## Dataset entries
◇ ◇ ◇ ◇ ◇

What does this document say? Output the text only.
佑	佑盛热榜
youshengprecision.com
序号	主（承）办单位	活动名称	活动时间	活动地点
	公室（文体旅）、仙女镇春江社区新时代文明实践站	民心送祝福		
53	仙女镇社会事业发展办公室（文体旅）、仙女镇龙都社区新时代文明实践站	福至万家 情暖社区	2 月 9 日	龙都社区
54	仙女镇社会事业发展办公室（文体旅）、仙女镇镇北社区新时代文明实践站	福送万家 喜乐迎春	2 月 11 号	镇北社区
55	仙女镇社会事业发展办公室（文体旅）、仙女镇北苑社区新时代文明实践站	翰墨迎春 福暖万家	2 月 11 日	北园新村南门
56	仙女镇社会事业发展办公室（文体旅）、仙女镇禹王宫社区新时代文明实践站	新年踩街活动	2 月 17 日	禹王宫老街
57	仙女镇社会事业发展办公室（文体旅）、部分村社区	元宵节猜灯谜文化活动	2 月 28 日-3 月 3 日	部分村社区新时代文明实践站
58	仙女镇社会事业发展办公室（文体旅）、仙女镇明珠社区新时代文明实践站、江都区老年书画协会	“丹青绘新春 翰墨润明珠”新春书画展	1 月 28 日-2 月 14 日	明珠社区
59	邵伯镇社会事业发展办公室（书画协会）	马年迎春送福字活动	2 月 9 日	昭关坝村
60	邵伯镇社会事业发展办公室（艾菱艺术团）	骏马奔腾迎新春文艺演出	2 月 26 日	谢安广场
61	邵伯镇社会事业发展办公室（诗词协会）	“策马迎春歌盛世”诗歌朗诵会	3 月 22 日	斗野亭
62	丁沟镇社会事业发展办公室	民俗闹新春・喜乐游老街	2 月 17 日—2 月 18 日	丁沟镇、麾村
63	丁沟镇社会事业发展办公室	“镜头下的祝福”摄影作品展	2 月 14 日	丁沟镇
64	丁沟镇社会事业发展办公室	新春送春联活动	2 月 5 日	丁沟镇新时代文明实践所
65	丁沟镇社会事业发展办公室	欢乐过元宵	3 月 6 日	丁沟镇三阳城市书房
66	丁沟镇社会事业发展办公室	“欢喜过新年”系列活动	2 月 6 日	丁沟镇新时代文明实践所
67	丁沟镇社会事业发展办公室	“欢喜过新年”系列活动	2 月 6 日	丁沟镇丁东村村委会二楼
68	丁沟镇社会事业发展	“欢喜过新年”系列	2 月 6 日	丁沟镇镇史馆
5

◇ ◇ ◇ ◇ ◇

## Stated problem
Please repeat the listing above in full and exactly.

## Exercise result
What does this document say? Output the text only.
佑	佑盛热榜
youshengprecision.com
序号	主（承）办单位	活动名称	活动时间	活动地点
	公室（文体旅）、仙女镇春江社区新时代文明实践站	民心送祝福		
53	仙女镇社会事业发展办公室（文体旅）、仙女镇龙都社区新时代文明实践站	福至万家 情暖社区	2 月 9 日	龙都社区
54	仙女镇社会事业发展办公室（文体旅）、仙女镇镇北社区新时代文明实践站	福送万家 喜乐迎春	2 月 11 号	镇北社区
55	仙女镇社会事业发展办公室（文体旅）、仙女镇北苑社区新时代文明实践站	翰墨迎春 福暖万家	2 月 11 日	北园新村南门
56	仙女镇社会事业发展办公室（文体旅）、仙女镇禹王宫社区新时代文明实践站	新年踩街活动	2 月 17 日	禹王宫老街
57	仙女镇社会事业发展办公室（文体旅）、部分村社区	元宵节猜灯谜文化活动	2 月 28 日-3 月 3 日	部分村社区新时代文明实践站
58	仙女镇社会事业发展办公室（文体旅）、仙女镇明珠社区新时代文明实践站、江都区老年书画协会	“丹青绘新春 翰墨润明珠”新春书画展	1 月 28 日-2 月 14 日	明珠社区
59	邵伯镇社会事业发展办公室（书画协会）	马年迎春送福字活动	2 月 9 日	昭关坝村
60	邵伯镇社会事业发展办公室（艾菱艺术团）	骏马奔腾迎新春文艺演出	2 月 26 日	谢安广场
61	邵伯镇社会事业发展办公室（诗词协会）	“策马迎春歌盛世”诗歌朗诵会	3 月 22 日	斗野亭
62	丁沟镇社会事业发展办公室	民俗闹新春・喜乐游老街	2 月 17 日—2 月 18 日	丁沟镇、麾村
63	丁沟镇社会事业发展办公室	“镜头下的祝福”摄影作品展	2 月 14 日	丁沟镇
64	丁沟镇社会事业发展办公室	新春送春联活动	2 月 5 日	丁沟镇新时代文明实践所
65	丁沟镇社会事业发展办公室	欢乐过元宵	3 月 6 日	丁沟镇三阳城市书房
66	丁沟镇社会事业发展办公室	“欢喜过新年”系列活动	2 月 6 日	丁沟镇新时代文明实践所
67	丁沟镇社会事业发展办公室	“欢喜过新年”系列活动	2 月 6 日	丁沟镇丁东村村委会二楼
68	丁沟镇社会事业发展	“欢喜过新年”系列	2 月 6 日	丁沟镇镇史馆
5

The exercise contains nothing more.